┌────────
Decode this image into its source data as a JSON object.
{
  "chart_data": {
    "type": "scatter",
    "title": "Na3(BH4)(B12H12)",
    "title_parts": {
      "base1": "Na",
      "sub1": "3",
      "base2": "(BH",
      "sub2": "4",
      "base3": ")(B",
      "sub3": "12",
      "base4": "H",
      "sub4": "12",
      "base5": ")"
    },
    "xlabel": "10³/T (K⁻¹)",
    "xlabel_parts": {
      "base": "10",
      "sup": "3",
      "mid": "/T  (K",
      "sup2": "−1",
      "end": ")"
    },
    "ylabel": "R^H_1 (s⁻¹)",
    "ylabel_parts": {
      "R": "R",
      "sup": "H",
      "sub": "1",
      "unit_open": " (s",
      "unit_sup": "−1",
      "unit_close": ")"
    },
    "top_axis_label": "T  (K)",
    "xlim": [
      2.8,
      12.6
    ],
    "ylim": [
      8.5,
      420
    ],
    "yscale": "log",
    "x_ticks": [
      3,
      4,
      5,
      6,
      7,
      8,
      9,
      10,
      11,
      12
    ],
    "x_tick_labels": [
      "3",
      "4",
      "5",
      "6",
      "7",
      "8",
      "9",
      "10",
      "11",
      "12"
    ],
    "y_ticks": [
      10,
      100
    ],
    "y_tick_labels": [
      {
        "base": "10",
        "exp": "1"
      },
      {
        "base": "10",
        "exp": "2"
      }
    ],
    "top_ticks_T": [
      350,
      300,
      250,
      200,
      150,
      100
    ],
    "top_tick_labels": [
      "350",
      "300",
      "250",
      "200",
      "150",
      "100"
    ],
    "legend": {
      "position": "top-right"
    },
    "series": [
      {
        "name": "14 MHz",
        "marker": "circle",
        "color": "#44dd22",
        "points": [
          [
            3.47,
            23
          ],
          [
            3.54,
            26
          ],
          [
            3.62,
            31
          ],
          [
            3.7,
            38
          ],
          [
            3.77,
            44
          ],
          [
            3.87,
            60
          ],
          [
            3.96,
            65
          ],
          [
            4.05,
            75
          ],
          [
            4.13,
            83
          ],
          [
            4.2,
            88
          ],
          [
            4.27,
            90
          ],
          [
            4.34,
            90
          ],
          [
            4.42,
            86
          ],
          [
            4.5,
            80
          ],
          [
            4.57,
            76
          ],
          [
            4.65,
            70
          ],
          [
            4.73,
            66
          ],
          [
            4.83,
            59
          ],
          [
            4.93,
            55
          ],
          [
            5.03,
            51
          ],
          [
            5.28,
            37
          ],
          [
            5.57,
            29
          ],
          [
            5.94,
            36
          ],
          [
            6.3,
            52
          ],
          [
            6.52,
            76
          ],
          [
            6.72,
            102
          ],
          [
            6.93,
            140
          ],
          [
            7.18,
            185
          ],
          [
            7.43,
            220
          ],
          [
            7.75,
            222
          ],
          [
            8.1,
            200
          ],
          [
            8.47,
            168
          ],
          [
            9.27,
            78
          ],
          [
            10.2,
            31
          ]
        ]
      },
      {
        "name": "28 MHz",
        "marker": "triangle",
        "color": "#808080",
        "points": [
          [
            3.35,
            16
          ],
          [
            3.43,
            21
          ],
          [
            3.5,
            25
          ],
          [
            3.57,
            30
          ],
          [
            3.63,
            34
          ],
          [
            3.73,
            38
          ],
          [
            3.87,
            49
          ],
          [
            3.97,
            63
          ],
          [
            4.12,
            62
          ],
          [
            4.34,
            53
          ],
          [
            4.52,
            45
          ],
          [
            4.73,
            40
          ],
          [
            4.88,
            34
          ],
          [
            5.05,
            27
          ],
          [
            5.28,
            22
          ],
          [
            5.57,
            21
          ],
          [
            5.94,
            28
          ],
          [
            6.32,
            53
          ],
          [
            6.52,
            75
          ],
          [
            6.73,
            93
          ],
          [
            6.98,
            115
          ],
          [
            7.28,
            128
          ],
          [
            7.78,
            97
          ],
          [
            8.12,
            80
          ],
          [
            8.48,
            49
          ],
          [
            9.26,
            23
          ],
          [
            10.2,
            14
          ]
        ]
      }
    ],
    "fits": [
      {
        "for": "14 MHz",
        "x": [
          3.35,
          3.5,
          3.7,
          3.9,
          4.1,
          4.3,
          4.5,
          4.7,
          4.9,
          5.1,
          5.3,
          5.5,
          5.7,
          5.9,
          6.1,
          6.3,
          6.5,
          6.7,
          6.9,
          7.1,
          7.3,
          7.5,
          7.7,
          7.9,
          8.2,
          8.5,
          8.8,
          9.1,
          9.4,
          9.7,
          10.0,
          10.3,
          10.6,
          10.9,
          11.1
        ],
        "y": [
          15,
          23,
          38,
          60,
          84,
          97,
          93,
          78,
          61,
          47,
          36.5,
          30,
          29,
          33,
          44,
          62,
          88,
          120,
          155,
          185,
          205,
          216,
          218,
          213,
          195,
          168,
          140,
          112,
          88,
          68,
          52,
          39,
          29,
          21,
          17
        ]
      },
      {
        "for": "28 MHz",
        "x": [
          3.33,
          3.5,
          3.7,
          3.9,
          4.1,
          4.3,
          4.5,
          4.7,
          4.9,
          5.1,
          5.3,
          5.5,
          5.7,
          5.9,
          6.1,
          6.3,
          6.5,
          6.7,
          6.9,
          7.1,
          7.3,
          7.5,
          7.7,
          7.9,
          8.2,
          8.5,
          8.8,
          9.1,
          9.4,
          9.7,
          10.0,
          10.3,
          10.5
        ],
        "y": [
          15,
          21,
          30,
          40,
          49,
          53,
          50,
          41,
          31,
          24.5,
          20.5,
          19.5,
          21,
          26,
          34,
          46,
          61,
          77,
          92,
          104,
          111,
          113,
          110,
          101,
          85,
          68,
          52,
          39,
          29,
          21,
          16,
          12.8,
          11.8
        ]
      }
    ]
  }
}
└────────
┌────────
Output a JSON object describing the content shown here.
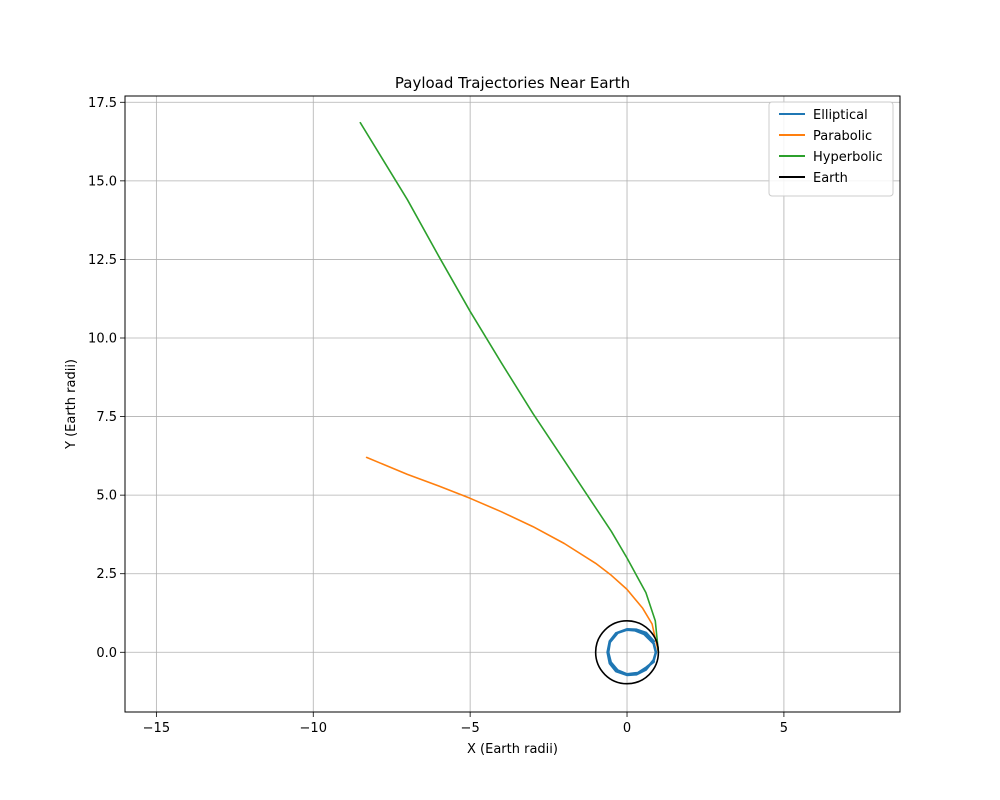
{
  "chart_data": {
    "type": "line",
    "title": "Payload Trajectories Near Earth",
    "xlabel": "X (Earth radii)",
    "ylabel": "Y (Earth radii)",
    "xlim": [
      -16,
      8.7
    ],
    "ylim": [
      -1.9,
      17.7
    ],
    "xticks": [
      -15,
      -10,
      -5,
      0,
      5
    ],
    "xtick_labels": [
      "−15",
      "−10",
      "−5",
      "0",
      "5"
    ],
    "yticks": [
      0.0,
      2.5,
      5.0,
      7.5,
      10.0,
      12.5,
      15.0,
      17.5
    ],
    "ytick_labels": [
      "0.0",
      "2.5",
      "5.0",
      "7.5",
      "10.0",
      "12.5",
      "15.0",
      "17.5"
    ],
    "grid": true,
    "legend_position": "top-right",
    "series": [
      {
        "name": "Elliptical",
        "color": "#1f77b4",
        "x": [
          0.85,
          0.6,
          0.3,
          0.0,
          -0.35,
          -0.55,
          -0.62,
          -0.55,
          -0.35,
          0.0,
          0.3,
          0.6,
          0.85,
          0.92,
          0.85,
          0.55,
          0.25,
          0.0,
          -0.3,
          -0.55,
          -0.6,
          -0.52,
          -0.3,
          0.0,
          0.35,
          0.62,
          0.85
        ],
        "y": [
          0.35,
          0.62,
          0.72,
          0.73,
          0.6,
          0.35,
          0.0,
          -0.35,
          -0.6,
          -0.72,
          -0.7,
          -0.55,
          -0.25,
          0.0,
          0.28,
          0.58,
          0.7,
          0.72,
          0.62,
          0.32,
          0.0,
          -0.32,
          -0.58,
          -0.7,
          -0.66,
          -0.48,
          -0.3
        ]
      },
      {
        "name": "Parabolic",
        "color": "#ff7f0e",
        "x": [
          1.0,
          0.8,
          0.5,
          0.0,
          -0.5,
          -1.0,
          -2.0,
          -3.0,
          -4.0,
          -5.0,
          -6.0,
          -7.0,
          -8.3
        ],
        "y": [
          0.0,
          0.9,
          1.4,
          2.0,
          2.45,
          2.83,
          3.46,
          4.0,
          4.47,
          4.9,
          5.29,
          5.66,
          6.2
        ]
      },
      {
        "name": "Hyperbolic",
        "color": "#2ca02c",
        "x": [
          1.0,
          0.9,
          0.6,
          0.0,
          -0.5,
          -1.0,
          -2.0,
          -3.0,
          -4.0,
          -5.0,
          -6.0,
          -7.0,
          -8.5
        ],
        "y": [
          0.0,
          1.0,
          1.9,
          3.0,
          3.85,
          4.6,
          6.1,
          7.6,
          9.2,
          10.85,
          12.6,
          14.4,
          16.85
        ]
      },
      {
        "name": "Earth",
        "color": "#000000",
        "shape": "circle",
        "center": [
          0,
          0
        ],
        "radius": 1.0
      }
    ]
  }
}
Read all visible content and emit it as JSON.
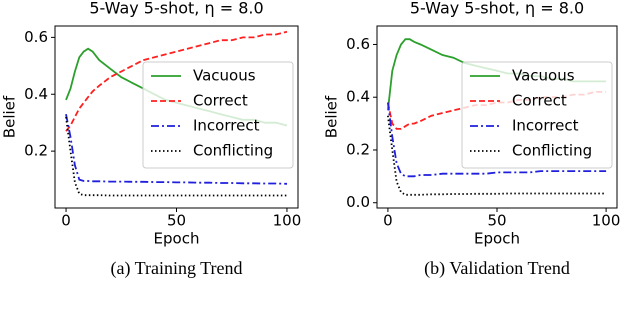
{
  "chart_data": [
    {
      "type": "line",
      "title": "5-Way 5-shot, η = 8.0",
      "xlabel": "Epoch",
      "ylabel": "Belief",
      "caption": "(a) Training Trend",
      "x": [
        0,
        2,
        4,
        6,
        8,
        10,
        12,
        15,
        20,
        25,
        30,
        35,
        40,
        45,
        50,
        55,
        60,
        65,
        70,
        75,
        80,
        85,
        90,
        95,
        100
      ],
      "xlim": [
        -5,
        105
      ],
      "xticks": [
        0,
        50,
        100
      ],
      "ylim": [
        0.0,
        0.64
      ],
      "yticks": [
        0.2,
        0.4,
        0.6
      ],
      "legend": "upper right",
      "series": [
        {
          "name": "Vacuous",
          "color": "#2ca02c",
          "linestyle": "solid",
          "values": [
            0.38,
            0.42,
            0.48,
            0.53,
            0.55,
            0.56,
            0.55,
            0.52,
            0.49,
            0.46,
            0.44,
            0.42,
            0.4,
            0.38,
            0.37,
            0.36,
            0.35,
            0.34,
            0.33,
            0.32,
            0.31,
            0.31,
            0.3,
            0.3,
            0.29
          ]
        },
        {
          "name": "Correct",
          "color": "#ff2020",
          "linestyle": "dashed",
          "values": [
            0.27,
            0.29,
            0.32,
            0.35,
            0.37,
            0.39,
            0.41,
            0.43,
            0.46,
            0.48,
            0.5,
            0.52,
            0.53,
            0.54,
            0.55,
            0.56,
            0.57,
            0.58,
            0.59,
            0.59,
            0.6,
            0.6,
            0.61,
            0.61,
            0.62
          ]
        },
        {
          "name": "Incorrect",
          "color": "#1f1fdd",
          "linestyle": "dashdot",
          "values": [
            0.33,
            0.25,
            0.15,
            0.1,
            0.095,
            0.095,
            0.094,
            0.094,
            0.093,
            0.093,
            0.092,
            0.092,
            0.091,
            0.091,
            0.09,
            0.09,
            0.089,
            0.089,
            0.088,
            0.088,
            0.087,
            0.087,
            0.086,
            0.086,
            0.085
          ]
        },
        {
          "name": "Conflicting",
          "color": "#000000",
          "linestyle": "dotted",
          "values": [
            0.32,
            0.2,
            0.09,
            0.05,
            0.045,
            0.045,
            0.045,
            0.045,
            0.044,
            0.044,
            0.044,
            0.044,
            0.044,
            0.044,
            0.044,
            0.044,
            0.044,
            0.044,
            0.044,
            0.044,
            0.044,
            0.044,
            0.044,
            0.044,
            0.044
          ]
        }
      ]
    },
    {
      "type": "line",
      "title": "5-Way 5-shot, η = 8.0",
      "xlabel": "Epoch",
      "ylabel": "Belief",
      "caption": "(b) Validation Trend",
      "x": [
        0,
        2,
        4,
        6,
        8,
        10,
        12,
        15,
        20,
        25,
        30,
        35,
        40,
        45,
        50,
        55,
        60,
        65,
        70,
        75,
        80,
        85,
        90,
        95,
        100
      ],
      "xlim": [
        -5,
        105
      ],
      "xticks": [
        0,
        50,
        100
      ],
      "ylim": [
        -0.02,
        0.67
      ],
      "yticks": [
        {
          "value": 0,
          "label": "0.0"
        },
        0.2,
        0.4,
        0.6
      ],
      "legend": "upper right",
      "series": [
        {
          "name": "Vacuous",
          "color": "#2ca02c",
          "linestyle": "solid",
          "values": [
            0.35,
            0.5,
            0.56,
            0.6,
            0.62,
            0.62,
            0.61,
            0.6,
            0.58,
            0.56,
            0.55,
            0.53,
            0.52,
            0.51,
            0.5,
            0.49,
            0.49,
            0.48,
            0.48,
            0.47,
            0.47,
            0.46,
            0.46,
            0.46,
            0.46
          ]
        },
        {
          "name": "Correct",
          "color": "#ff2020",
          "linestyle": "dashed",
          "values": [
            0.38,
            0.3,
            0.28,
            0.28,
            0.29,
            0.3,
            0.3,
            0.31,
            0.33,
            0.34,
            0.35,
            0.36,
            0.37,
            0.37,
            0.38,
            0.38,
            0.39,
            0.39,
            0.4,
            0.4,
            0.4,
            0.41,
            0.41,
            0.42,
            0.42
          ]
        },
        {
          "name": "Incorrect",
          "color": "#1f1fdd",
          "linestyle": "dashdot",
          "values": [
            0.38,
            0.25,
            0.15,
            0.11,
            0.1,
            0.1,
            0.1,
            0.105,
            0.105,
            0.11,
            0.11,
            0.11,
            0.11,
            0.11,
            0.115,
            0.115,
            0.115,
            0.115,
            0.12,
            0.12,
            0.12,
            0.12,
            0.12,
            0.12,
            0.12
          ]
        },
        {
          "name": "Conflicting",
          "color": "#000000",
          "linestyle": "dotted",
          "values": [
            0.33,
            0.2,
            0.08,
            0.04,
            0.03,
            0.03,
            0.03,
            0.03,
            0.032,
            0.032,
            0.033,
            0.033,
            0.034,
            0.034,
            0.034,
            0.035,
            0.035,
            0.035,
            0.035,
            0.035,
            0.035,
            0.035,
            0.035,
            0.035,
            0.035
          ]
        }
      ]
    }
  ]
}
└────────
> [DIRECTION] Count every line in the preceding entries where the string "radii" appears, then state only the total.

> [WORKED ANSWER] 2